*Prompt*. Copy each line that contains the string "page".

........

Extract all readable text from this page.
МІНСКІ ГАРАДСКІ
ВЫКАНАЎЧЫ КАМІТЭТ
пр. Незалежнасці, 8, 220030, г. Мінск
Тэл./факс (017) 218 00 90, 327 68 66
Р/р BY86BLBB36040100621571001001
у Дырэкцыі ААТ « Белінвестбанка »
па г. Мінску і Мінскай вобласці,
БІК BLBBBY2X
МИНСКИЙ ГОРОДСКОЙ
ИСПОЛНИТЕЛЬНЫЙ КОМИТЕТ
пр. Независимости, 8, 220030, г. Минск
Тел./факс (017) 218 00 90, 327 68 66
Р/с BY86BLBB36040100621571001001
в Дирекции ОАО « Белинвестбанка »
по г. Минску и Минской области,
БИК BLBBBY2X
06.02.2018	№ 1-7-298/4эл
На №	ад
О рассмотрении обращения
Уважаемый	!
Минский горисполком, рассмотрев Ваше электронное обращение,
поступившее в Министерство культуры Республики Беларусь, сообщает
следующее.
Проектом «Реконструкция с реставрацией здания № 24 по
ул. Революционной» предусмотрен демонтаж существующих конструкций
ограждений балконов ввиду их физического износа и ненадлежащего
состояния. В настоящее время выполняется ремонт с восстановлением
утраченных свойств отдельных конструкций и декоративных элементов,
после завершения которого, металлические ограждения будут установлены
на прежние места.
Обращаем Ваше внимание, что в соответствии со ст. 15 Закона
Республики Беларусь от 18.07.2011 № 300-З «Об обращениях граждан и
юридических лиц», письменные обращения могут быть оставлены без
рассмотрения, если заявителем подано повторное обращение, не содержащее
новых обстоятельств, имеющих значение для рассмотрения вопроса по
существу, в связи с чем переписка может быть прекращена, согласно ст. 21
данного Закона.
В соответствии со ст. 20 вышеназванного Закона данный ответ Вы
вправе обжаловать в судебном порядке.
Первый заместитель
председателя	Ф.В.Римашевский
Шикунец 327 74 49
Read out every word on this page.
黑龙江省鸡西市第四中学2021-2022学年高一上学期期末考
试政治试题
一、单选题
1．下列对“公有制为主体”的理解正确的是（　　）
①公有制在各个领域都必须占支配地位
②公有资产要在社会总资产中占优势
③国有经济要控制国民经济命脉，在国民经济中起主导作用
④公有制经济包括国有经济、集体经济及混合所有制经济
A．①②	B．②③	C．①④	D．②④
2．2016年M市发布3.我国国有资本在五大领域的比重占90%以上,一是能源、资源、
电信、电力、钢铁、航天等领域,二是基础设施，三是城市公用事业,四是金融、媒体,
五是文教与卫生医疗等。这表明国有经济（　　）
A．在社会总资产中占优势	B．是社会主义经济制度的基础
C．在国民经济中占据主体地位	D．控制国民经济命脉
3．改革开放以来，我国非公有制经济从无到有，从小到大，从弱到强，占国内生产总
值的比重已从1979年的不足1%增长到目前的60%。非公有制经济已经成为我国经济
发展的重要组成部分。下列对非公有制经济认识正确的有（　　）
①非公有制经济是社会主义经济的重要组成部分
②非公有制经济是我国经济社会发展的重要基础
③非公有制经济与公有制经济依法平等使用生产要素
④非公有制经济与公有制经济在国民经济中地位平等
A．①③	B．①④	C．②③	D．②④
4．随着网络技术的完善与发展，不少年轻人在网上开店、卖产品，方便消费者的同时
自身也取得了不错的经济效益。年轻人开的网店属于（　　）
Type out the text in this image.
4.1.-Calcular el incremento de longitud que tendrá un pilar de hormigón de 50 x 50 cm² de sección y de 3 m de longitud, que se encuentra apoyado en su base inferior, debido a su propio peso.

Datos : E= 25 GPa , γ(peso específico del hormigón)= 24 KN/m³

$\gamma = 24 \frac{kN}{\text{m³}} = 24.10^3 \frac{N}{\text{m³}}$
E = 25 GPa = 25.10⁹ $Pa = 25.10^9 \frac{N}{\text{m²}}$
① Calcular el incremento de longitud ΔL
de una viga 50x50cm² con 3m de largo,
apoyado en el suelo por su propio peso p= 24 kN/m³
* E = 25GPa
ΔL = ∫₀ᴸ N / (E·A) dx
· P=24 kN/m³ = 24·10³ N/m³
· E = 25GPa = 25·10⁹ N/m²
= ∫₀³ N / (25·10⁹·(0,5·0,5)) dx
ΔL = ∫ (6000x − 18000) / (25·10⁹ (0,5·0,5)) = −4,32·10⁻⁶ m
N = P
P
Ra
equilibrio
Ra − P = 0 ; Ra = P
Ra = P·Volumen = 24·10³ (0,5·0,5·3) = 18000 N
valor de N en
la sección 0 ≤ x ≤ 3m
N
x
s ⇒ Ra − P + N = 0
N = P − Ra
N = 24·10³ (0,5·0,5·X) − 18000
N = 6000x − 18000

........

*Exercise response*.
Extract all readable text from this page.
Read out every word on this page.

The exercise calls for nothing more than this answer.